**Objective:** Reproduce the lines of the items below, starting with the line containing "Text: Ak: Ak bbox=[23, 343, 33, 353]" and ending with the line containing "Bar bbox=[547, 200, 634, 216]", including both of those lines.

Element position data
(begin)

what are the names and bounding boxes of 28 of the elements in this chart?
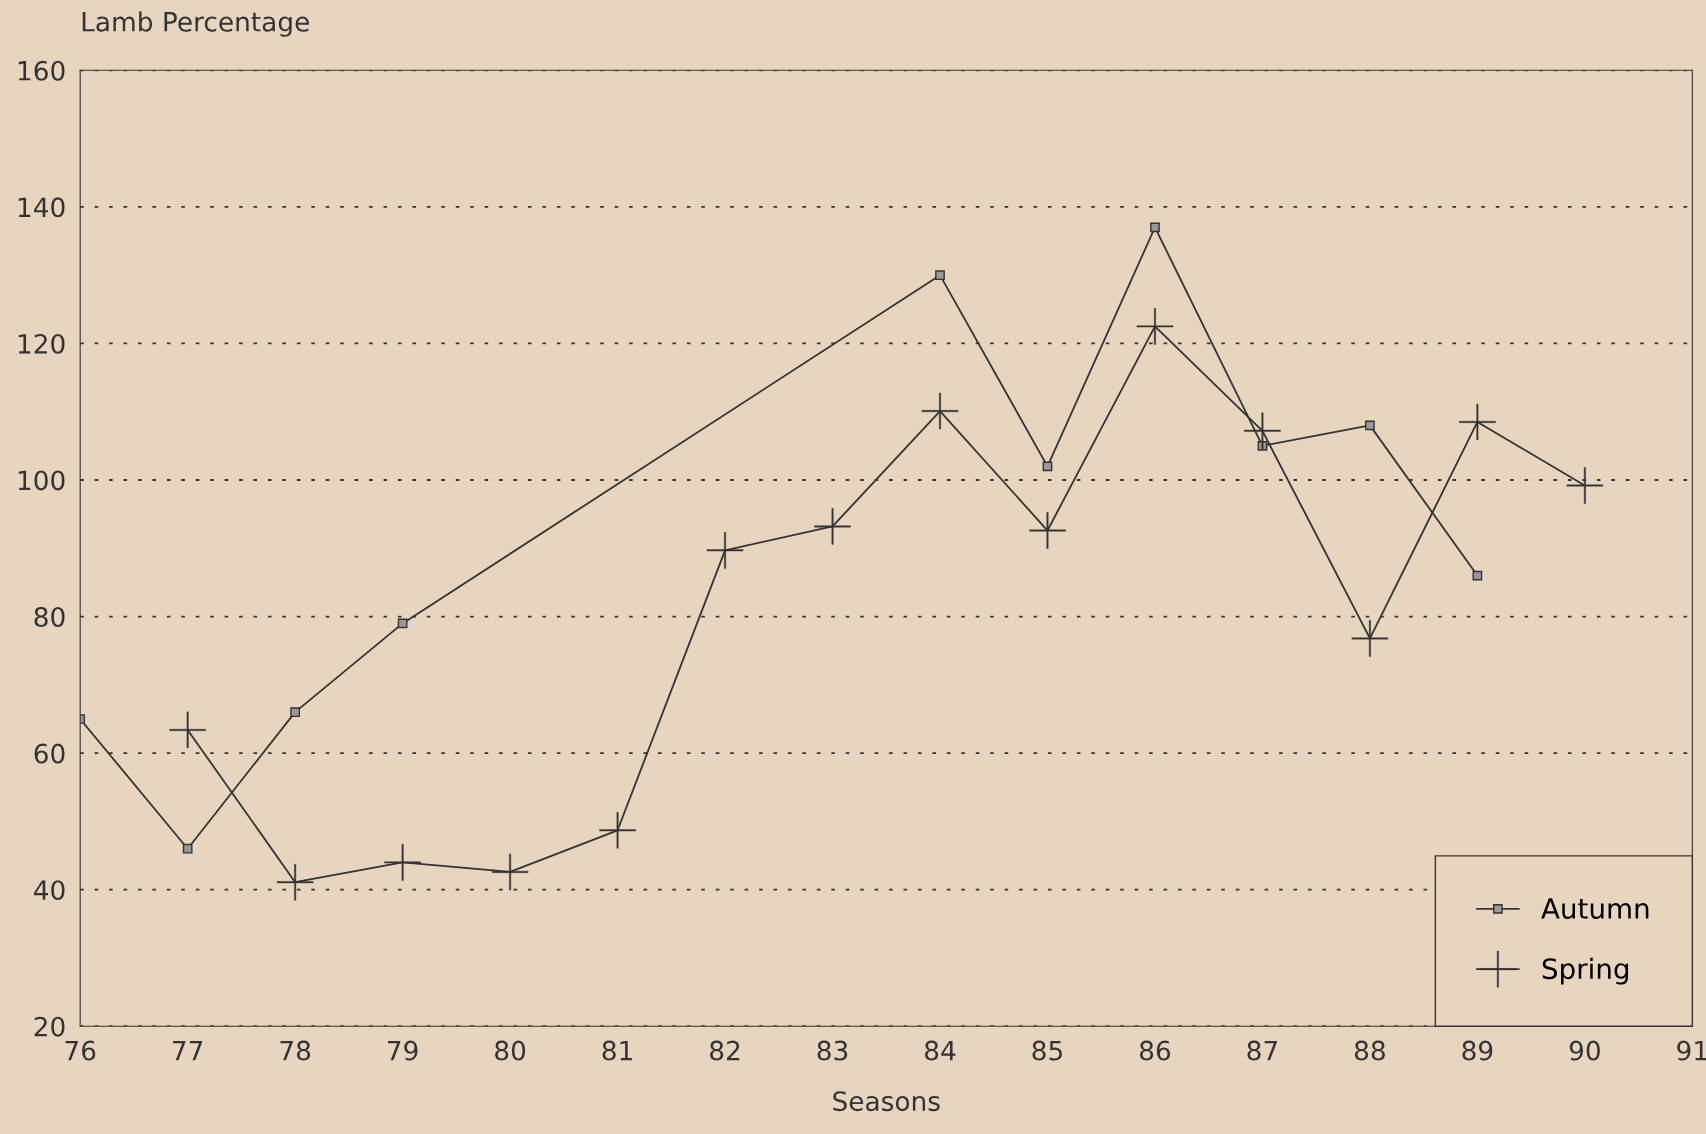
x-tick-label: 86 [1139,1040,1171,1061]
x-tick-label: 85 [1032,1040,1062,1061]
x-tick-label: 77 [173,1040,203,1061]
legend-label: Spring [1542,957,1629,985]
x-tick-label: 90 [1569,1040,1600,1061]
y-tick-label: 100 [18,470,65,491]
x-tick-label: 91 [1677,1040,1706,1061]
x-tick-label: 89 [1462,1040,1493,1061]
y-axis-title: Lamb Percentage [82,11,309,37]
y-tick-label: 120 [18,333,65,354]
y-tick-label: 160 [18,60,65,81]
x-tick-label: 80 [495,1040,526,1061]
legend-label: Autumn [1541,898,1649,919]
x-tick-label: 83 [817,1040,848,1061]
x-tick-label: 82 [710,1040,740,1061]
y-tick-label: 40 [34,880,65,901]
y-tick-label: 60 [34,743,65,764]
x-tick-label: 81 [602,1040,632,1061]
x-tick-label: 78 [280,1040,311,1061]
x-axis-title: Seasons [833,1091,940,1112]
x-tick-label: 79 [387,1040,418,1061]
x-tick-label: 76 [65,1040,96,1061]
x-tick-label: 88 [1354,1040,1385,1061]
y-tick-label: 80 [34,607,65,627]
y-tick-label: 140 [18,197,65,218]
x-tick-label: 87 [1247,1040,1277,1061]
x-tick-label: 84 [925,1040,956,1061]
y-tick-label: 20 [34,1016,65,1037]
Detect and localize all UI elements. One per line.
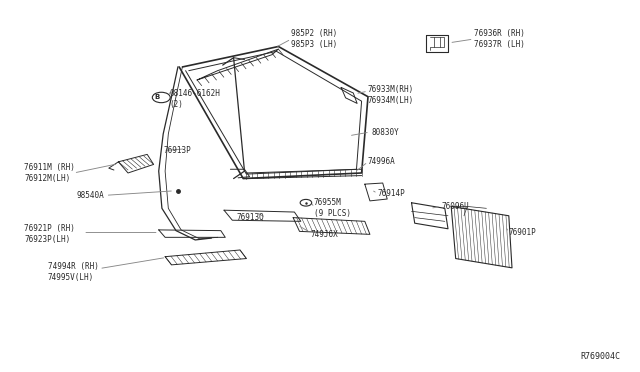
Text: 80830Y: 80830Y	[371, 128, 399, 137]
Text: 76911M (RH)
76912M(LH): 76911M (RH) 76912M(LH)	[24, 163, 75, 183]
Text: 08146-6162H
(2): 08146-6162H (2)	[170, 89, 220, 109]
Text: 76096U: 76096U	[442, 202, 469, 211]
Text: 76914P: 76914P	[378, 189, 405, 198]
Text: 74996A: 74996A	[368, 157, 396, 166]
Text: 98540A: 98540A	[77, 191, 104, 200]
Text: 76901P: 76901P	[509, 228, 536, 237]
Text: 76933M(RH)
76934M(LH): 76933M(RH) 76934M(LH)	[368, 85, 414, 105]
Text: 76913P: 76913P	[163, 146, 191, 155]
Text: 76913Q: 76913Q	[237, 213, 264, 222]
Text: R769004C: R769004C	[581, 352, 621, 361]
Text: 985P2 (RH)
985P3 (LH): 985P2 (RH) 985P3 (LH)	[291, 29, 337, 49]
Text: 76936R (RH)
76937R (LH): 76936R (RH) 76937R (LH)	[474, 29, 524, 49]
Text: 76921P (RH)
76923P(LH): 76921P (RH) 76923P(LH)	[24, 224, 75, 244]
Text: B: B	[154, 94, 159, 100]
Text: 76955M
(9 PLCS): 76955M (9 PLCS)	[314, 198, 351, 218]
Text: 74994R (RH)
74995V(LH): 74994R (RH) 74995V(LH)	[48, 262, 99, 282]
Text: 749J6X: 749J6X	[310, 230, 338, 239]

(end)
(begin)

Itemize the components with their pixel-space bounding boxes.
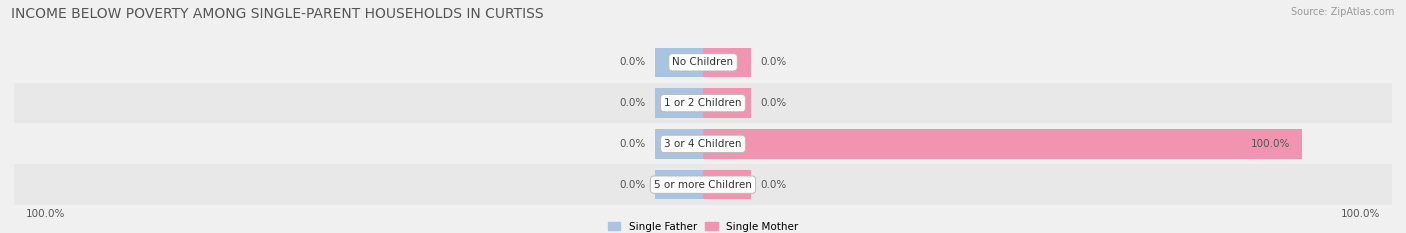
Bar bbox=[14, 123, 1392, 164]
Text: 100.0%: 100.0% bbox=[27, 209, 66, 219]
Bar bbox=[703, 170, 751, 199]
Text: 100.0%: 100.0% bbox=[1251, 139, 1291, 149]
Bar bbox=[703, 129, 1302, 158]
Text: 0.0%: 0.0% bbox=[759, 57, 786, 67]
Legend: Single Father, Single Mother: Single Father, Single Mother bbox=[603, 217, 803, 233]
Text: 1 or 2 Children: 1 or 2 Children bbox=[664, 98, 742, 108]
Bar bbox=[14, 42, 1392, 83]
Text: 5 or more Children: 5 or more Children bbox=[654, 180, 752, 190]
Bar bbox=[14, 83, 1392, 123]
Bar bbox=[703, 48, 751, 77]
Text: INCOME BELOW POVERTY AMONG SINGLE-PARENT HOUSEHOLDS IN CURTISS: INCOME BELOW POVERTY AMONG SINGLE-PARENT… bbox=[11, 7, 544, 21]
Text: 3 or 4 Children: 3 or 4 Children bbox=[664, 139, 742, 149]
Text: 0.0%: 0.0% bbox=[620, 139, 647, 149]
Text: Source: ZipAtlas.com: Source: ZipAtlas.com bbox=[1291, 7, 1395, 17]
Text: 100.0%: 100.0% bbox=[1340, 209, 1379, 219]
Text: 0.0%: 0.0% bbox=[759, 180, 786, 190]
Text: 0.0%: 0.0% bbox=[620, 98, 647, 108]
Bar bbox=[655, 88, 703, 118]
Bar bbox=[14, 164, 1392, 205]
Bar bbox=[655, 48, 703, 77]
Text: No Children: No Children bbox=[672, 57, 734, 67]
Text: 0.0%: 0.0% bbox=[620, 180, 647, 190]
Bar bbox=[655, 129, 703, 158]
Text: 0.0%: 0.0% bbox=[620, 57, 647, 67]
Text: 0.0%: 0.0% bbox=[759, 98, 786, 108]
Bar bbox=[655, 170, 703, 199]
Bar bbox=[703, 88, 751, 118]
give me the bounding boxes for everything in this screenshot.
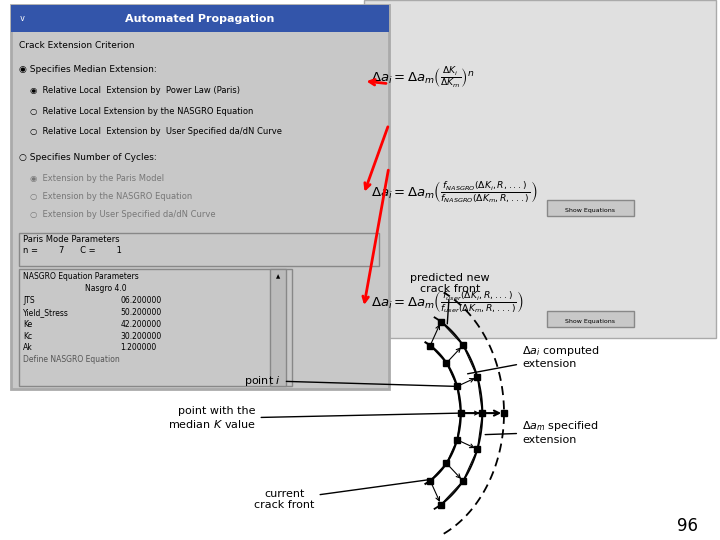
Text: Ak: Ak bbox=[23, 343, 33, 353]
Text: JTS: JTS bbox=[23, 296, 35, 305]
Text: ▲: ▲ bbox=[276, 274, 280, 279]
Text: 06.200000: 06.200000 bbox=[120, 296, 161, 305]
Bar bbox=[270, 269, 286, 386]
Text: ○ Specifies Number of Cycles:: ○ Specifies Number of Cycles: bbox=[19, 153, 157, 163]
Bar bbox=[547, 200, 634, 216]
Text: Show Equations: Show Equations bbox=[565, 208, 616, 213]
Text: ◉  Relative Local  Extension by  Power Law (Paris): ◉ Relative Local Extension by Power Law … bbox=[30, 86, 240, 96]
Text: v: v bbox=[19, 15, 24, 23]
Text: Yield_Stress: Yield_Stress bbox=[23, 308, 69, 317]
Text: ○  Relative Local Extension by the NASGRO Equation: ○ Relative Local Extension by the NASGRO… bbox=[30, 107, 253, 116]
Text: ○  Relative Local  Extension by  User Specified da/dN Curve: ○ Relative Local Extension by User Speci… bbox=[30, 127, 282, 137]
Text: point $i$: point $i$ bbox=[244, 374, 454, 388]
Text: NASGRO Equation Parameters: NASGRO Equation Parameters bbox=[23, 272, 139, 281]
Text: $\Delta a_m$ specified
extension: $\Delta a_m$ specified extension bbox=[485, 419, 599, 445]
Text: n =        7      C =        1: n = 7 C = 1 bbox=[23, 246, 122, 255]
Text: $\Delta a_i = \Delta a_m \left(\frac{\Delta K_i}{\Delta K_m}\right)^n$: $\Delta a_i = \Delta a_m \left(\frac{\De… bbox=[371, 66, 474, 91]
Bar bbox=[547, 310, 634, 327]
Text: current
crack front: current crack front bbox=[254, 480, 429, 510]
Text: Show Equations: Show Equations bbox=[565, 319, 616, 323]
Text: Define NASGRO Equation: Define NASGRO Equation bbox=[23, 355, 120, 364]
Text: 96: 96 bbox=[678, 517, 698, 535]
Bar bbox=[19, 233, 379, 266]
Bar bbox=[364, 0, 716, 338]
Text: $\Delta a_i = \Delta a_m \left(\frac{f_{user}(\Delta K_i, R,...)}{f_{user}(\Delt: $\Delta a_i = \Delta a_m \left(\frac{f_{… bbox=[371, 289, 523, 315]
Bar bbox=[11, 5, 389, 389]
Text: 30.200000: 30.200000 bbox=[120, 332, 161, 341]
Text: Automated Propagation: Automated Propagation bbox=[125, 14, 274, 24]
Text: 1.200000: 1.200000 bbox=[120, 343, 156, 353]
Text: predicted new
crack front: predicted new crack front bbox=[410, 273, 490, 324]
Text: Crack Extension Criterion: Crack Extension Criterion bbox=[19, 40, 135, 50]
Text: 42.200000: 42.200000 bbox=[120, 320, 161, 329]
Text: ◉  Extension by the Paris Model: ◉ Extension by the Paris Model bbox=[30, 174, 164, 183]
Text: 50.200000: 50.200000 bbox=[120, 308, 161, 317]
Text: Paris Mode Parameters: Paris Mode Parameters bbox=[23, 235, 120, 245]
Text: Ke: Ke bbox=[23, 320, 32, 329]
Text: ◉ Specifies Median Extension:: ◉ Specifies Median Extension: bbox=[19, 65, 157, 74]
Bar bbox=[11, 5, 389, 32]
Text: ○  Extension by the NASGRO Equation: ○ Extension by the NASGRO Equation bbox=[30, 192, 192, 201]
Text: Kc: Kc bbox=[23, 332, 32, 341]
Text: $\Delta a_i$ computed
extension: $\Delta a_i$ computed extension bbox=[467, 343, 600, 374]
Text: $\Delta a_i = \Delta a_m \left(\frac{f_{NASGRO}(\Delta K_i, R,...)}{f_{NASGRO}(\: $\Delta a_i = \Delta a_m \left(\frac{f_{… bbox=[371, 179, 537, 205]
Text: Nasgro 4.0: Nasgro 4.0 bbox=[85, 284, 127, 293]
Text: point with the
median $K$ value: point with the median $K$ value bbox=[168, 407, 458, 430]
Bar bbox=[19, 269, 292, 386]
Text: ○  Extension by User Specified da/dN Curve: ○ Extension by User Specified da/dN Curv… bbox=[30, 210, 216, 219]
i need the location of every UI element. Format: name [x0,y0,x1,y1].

(end)

**Exercise output:**
Text: Ak: Ak bbox=[23, 343, 33, 353]
Text: JTS: JTS bbox=[23, 296, 35, 305]
Text: ▲: ▲ bbox=[276, 274, 280, 279]
Text: 06.200000: 06.200000 bbox=[120, 296, 161, 305]
Bar bbox=[270, 269, 286, 386]
Text: ○ Specifies Number of Cycles:: ○ Specifies Number of Cycles: bbox=[19, 153, 157, 163]
Bar bbox=[547, 200, 634, 216]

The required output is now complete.